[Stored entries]
————
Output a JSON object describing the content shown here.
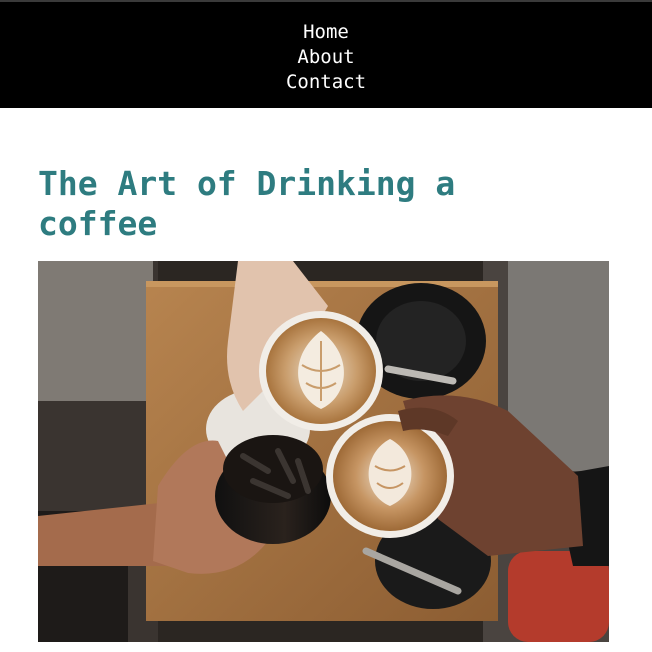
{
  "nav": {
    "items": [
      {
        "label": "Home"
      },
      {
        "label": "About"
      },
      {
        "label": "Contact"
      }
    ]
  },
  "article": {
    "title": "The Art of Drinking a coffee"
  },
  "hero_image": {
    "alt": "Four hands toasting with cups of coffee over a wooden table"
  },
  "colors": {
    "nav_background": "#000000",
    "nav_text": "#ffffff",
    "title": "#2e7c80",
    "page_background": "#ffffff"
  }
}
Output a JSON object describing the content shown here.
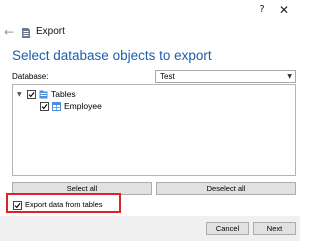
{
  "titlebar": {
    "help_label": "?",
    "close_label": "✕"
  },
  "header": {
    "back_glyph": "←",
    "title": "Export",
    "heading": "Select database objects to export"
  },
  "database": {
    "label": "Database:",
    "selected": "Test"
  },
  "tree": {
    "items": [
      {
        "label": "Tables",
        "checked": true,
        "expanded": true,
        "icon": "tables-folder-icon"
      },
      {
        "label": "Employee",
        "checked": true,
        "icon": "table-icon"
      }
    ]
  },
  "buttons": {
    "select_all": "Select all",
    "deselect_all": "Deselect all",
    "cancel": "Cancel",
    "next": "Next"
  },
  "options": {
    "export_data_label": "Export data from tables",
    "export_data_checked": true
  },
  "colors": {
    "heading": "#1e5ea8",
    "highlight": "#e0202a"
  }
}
————
Leave the pictures out and write out every entry exactly as given.

§ **RESPONSE TO THE TASK**:
Output a JSON object describing the content shown here.
{
  "nav": {
    "items": [
      {
        "label": "Home"
      },
      {
        "label": "About"
      },
      {
        "label": "Contact"
      }
    ]
  },
  "article": {
    "title": "The Art of Drinking a coffee"
  },
  "hero_image": {
    "alt": "Four hands toasting with cups of coffee over a wooden table"
  },
  "colors": {
    "nav_background": "#000000",
    "nav_text": "#ffffff",
    "title": "#2e7c80",
    "page_background": "#ffffff"
  }
}
Output a JSON object describing the content shown here.
{
  "titlebar": {
    "help_label": "?",
    "close_label": "✕"
  },
  "header": {
    "back_glyph": "←",
    "title": "Export",
    "heading": "Select database objects to export"
  },
  "database": {
    "label": "Database:",
    "selected": "Test"
  },
  "tree": {
    "items": [
      {
        "label": "Tables",
        "checked": true,
        "expanded": true,
        "icon": "tables-folder-icon"
      },
      {
        "label": "Employee",
        "checked": true,
        "icon": "table-icon"
      }
    ]
  },
  "buttons": {
    "select_all": "Select all",
    "deselect_all": "Deselect all",
    "cancel": "Cancel",
    "next": "Next"
  },
  "options": {
    "export_data_label": "Export data from tables",
    "export_data_checked": true
  },
  "colors": {
    "heading": "#1e5ea8",
    "highlight": "#e0202a"
  }
}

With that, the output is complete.